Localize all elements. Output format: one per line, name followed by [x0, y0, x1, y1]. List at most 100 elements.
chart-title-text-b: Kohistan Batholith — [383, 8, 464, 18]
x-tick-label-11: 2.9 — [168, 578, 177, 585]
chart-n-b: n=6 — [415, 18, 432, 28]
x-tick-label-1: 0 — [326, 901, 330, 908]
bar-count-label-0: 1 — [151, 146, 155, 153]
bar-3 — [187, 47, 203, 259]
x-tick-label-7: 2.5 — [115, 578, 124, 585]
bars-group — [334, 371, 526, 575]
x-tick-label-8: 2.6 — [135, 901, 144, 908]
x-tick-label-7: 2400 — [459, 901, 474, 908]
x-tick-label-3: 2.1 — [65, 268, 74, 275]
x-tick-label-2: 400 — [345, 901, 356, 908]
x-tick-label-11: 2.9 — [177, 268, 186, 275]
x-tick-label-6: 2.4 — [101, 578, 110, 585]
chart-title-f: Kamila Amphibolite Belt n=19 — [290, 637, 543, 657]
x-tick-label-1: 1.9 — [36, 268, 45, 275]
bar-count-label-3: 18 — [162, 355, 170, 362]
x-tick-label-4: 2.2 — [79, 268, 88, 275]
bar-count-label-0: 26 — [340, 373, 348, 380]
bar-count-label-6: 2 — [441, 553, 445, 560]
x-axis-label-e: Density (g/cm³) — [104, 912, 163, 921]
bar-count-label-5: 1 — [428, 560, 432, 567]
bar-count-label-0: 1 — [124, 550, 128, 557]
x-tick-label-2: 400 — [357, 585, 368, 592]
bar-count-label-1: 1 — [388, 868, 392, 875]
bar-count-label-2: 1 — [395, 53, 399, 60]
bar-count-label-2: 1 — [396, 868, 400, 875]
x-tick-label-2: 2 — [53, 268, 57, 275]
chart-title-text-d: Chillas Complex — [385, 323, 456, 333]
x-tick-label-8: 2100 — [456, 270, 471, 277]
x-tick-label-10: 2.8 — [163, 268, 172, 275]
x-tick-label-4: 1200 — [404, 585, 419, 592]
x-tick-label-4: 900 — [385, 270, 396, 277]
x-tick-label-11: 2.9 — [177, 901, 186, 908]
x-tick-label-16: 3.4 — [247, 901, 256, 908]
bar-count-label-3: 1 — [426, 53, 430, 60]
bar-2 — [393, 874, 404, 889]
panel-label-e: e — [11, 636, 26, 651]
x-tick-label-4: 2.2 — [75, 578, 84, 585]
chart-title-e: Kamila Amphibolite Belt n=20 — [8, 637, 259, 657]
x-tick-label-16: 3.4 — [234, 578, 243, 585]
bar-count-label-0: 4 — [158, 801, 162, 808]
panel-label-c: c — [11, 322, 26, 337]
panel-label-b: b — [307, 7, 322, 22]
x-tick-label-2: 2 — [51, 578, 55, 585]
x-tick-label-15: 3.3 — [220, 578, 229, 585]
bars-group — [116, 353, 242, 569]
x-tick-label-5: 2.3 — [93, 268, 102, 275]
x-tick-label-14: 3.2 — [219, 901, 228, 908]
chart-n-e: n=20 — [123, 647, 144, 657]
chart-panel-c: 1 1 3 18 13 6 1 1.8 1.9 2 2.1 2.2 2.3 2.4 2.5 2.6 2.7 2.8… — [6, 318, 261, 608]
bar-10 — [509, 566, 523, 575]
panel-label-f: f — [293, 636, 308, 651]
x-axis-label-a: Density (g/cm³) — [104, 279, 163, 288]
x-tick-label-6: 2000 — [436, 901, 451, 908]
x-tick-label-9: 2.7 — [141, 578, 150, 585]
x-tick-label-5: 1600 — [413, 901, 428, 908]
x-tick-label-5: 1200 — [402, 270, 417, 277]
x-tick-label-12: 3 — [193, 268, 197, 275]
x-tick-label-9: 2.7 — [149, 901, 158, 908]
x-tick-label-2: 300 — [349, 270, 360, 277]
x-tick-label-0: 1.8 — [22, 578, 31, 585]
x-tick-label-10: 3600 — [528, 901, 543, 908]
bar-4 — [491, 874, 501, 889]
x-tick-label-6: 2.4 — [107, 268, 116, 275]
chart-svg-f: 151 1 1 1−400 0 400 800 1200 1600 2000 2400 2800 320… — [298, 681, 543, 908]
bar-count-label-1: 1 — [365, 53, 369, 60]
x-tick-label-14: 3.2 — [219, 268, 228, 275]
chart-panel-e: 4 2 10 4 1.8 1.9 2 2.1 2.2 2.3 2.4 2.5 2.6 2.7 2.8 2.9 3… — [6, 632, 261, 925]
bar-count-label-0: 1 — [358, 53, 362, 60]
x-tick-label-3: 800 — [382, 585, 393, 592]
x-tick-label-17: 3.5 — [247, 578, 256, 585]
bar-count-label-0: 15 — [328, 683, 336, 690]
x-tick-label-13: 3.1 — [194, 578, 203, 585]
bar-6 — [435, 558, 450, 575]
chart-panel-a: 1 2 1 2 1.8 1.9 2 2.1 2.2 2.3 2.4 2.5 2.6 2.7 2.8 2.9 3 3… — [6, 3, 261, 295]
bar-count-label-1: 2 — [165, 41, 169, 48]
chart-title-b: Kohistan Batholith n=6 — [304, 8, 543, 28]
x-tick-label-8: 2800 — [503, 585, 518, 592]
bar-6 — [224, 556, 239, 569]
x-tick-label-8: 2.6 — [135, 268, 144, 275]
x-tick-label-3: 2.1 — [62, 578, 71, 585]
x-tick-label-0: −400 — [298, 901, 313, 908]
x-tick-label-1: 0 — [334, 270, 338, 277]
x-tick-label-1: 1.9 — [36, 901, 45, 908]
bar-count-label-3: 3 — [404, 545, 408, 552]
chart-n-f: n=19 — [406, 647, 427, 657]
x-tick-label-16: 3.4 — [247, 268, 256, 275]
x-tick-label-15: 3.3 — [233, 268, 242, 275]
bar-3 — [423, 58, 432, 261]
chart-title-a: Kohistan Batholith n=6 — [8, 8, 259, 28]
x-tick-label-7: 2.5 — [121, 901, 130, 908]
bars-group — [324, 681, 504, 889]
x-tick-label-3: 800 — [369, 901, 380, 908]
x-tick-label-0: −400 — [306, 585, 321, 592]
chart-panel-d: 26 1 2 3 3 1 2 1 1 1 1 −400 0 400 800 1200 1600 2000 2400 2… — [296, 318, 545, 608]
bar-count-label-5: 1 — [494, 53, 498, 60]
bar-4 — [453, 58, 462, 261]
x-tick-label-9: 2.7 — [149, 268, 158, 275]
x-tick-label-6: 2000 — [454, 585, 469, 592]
######
▶ **Description of the task**: Print every line of the entry above again, with no changes and in the same order.

▶ **Response to the exercise**:
Localize all elements. Output format: one per line, name followed by [x0, y0, x1, y1]. List at most 100 elements.
chart-title-text-b: Kohistan Batholith — [383, 8, 464, 18]
x-tick-label-11: 2.9 — [168, 578, 177, 585]
chart-n-b: n=6 — [415, 18, 432, 28]
x-tick-label-1: 0 — [326, 901, 330, 908]
bar-count-label-0: 1 — [151, 146, 155, 153]
bar-3 — [187, 47, 203, 259]
x-tick-label-7: 2.5 — [115, 578, 124, 585]
bars-group — [334, 371, 526, 575]
x-tick-label-8: 2.6 — [135, 901, 144, 908]
x-tick-label-7: 2400 — [459, 901, 474, 908]
x-tick-label-3: 2.1 — [65, 268, 74, 275]
x-tick-label-2: 400 — [345, 901, 356, 908]
x-tick-label-11: 2.9 — [177, 268, 186, 275]
x-tick-label-6: 2.4 — [101, 578, 110, 585]
chart-title-f: Kamila Amphibolite Belt n=19 — [290, 637, 543, 657]
x-tick-label-1: 1.9 — [36, 268, 45, 275]
bar-count-label-3: 18 — [162, 355, 170, 362]
x-tick-label-4: 2.2 — [79, 268, 88, 275]
bar-count-label-0: 26 — [340, 373, 348, 380]
bar-count-label-6: 2 — [441, 553, 445, 560]
x-axis-label-e: Density (g/cm³) — [104, 912, 163, 921]
bar-count-label-5: 1 — [428, 560, 432, 567]
bar-count-label-0: 1 — [124, 550, 128, 557]
x-tick-label-2: 400 — [357, 585, 368, 592]
bar-count-label-1: 1 — [388, 868, 392, 875]
bar-count-label-2: 1 — [395, 53, 399, 60]
bar-count-label-2: 1 — [396, 868, 400, 875]
x-tick-label-2: 2 — [53, 268, 57, 275]
chart-title-text-d: Chillas Complex — [385, 323, 456, 333]
x-tick-label-8: 2100 — [456, 270, 471, 277]
x-tick-label-10: 2.8 — [163, 268, 172, 275]
x-tick-label-4: 1200 — [404, 585, 419, 592]
x-tick-label-4: 900 — [385, 270, 396, 277]
x-tick-label-11: 2.9 — [177, 901, 186, 908]
x-tick-label-16: 3.4 — [247, 901, 256, 908]
bar-count-label-3: 1 — [426, 53, 430, 60]
bar-2 — [393, 874, 404, 889]
panel-label-e: e — [11, 636, 26, 651]
x-tick-label-4: 2.2 — [75, 578, 84, 585]
chart-title-e: Kamila Amphibolite Belt n=20 — [8, 637, 259, 657]
x-tick-label-16: 3.4 — [234, 578, 243, 585]
bar-count-label-0: 4 — [158, 801, 162, 808]
panel-label-c: c — [11, 322, 26, 337]
panel-label-b: b — [307, 7, 322, 22]
x-tick-label-2: 2 — [51, 578, 55, 585]
x-tick-label-15: 3.3 — [220, 578, 229, 585]
bars-group — [116, 353, 242, 569]
x-tick-label-5: 2.3 — [93, 268, 102, 275]
x-tick-label-14: 3.2 — [219, 901, 228, 908]
chart-n-e: n=20 — [123, 647, 144, 657]
chart-panel-c: 1 1 3 18 13 6 1 1.8 1.9 2 2.1 2.2 2.3 2.4 2.5 2.6 2.7 2.8… — [6, 318, 261, 608]
bar-10 — [509, 566, 523, 575]
panel-label-f: f — [293, 636, 308, 651]
x-axis-label-a: Density (g/cm³) — [104, 279, 163, 288]
x-tick-label-6: 2000 — [436, 901, 451, 908]
x-tick-label-9: 2.7 — [141, 578, 150, 585]
x-tick-label-5: 1600 — [413, 901, 428, 908]
x-tick-label-5: 1200 — [402, 270, 417, 277]
x-tick-label-12: 3 — [193, 268, 197, 275]
x-tick-label-9: 2.7 — [149, 901, 158, 908]
x-tick-label-2: 300 — [349, 270, 360, 277]
x-tick-label-0: 1.8 — [22, 578, 31, 585]
x-tick-label-10: 3600 — [528, 901, 543, 908]
bar-4 — [491, 874, 501, 889]
x-tick-label-6: 2.4 — [107, 268, 116, 275]
chart-svg-f: 151 1 1 1−400 0 400 800 1200 1600 2000 2400 2800 320… — [298, 681, 543, 908]
bar-count-label-1: 1 — [365, 53, 369, 60]
x-tick-label-14: 3.2 — [219, 268, 228, 275]
chart-panel-e: 4 2 10 4 1.8 1.9 2 2.1 2.2 2.3 2.4 2.5 2.6 2.7 2.8 2.9 3… — [6, 632, 261, 925]
bar-count-label-0: 1 — [358, 53, 362, 60]
x-tick-label-3: 800 — [382, 585, 393, 592]
x-tick-label-17: 3.5 — [247, 578, 256, 585]
bar-count-label-0: 15 — [328, 683, 336, 690]
x-tick-label-13: 3.1 — [194, 578, 203, 585]
bar-6 — [435, 558, 450, 575]
chart-panel-a: 1 2 1 2 1.8 1.9 2 2.1 2.2 2.3 2.4 2.5 2.6 2.7 2.8 2.9 3 3… — [6, 3, 261, 295]
bar-count-label-1: 2 — [165, 41, 169, 48]
chart-title-b: Kohistan Batholith n=6 — [304, 8, 543, 28]
x-tick-label-8: 2800 — [503, 585, 518, 592]
bar-6 — [224, 556, 239, 569]
x-tick-label-8: 2.6 — [135, 268, 144, 275]
x-tick-label-3: 2.1 — [62, 578, 71, 585]
x-tick-label-0: −400 — [298, 901, 313, 908]
x-tick-label-1: 0 — [334, 270, 338, 277]
x-tick-label-1: 1.9 — [36, 901, 45, 908]
bar-count-label-3: 3 — [404, 545, 408, 552]
chart-n-f: n=19 — [406, 647, 427, 657]
x-tick-label-16: 3.4 — [247, 268, 256, 275]
x-tick-label-15: 3.3 — [233, 268, 242, 275]
bar-3 — [423, 58, 432, 261]
chart-title-a: Kohistan Batholith n=6 — [8, 8, 259, 28]
x-tick-label-7: 2.5 — [121, 901, 130, 908]
bars-group — [324, 681, 504, 889]
x-tick-label-3: 800 — [369, 901, 380, 908]
x-tick-label-0: −400 — [306, 585, 321, 592]
chart-panel-d: 26 1 2 3 3 1 2 1 1 1 1 −400 0 400 800 1200 1600 2000 2400 2… — [296, 318, 545, 608]
bar-count-label-5: 1 — [494, 53, 498, 60]
bar-4 — [453, 58, 462, 261]
x-tick-label-9: 2.7 — [149, 268, 158, 275]
x-tick-label-6: 2000 — [454, 585, 469, 592]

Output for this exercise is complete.